- DESCRIPTION OF THE TASK: Write out the material exactly. Do not include the pictures.
● ● ● ●
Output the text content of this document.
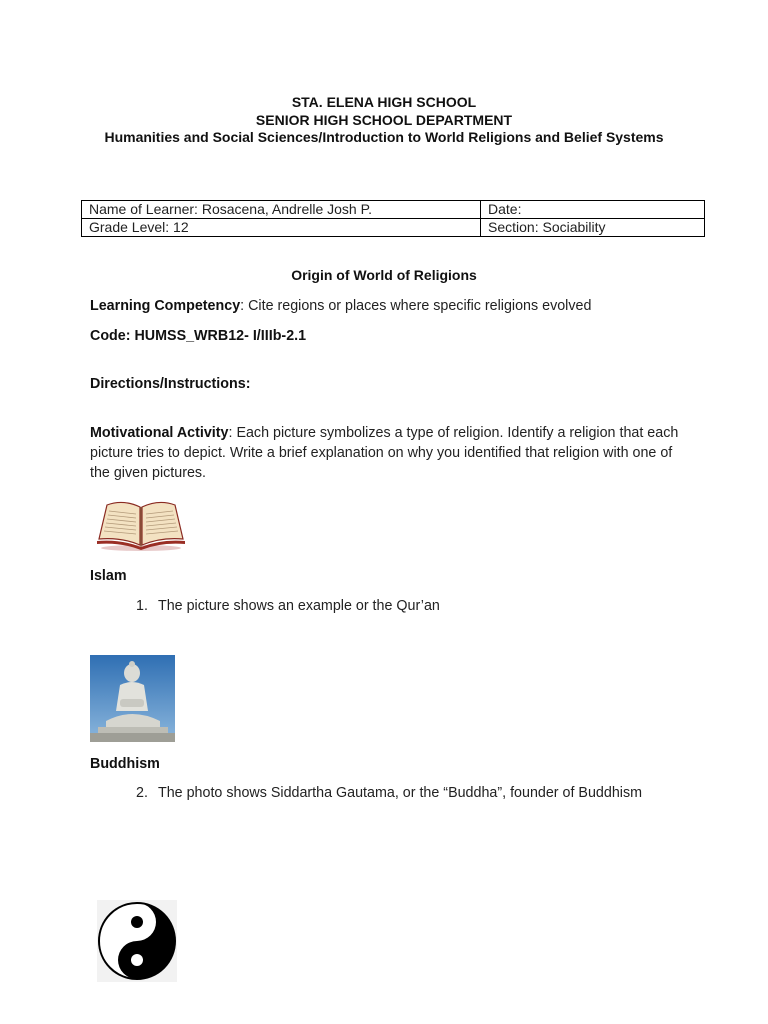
STA. ELENA HIGH SCHOOL
SENIOR HIGH SCHOOL DEPARTMENT
Humanities and Social Sciences/Introduction to World Religions and Belief Systems
Name of Learner: Rosacena, Andrelle Josh P.	Date:
Grade Level: 12	Section: Sociability
Origin of World of Religions
Learning Competency: Cite regions or places where specific religions evolved
Code: HUMSS_WRB12- I/IIIb-2.1
Directions/Instructions:
Motivational Activity: Each picture symbolizes a type of religion. Identify a religion that each picture tries to depict. Write a brief explanation on why you identified that religion with one of the given pictures.
Islam
1. The picture shows an example or the Qur’an
Buddhism
2. The photo shows Siddartha Gautama, or the “Buddha”, founder of Buddhism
● ● ● ●
- COMPLETE ANSWER:
Output the text content of this document.
STA. ELENA HIGH SCHOOL
SENIOR HIGH SCHOOL DEPARTMENT
Humanities and Social Sciences/Introduction to World Religions and Belief Systems
Name of Learner: Rosacena, Andrelle Josh P.	Date:
Grade Level: 12	Section: Sociability
Origin of World of Religions
Learning Competency: Cite regions or places where specific religions evolved
Code: HUMSS_WRB12- I/IIIb-2.1
Directions/Instructions:
Motivational Activity: Each picture symbolizes a type of religion. Identify a religion that each picture tries to depict. Write a brief explanation on why you identified that religion with one of the given pictures.
Islam
1. The picture shows an example or the Qur’an
Buddhism
2. The photo shows Siddartha Gautama, or the “Buddha”, founder of Buddhism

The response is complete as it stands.